> _STATED TASK_
Your task is to copy the material exactly.

Figure content listings
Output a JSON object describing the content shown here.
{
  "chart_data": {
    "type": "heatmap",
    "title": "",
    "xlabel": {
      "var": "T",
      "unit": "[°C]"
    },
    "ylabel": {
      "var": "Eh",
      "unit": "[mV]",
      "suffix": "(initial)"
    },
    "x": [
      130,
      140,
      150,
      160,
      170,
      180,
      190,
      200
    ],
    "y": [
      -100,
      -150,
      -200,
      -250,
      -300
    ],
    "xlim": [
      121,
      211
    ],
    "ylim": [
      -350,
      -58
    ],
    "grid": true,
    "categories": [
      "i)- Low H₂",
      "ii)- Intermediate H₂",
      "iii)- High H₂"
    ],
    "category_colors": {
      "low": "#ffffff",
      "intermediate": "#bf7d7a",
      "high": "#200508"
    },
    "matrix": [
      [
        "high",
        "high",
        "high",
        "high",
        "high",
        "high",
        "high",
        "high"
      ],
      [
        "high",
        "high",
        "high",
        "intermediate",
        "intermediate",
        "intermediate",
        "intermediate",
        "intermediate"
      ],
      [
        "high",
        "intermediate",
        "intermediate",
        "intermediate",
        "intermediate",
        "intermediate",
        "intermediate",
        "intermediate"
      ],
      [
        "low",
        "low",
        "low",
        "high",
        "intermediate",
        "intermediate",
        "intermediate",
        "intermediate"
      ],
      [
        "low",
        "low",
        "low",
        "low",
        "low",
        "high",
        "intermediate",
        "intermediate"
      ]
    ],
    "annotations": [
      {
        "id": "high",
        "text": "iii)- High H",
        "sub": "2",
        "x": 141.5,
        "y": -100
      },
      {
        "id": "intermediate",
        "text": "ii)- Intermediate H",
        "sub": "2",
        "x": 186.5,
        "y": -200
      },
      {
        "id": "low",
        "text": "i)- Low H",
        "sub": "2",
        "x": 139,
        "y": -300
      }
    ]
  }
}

> _SOLVED EXERCISE_
Output a JSON object describing the content shown here.
{
  "chart_data": {
    "type": "heatmap",
    "title": "",
    "xlabel": {
      "var": "T",
      "unit": "[°C]"
    },
    "ylabel": {
      "var": "Eh",
      "unit": "[mV]",
      "suffix": "(initial)"
    },
    "x": [
      130,
      140,
      150,
      160,
      170,
      180,
      190,
      200
    ],
    "y": [
      -100,
      -150,
      -200,
      -250,
      -300
    ],
    "xlim": [
      121,
      211
    ],
    "ylim": [
      -350,
      -58
    ],
    "grid": true,
    "categories": [
      "i)- Low H₂",
      "ii)- Intermediate H₂",
      "iii)- High H₂"
    ],
    "category_colors": {
      "low": "#ffffff",
      "intermediate": "#bf7d7a",
      "high": "#200508"
    },
    "matrix": [
      [
        "high",
        "high",
        "high",
        "high",
        "high",
        "high",
        "high",
        "high"
      ],
      [
        "high",
        "high",
        "high",
        "intermediate",
        "intermediate",
        "intermediate",
        "intermediate",
        "intermediate"
      ],
      [
        "high",
        "intermediate",
        "intermediate",
        "intermediate",
        "intermediate",
        "intermediate",
        "intermediate",
        "intermediate"
      ],
      [
        "low",
        "low",
        "low",
        "high",
        "intermediate",
        "intermediate",
        "intermediate",
        "intermediate"
      ],
      [
        "low",
        "low",
        "low",
        "low",
        "low",
        "high",
        "intermediate",
        "intermediate"
      ]
    ],
    "annotations": [
      {
        "id": "high",
        "text": "iii)- High H",
        "sub": "2",
        "x": 141.5,
        "y": -100
      },
      {
        "id": "intermediate",
        "text": "ii)- Intermediate H",
        "sub": "2",
        "x": 186.5,
        "y": -200
      },
      {
        "id": "low",
        "text": "i)- Low H",
        "sub": "2",
        "x": 139,
        "y": -300
      }
    ]
  }
}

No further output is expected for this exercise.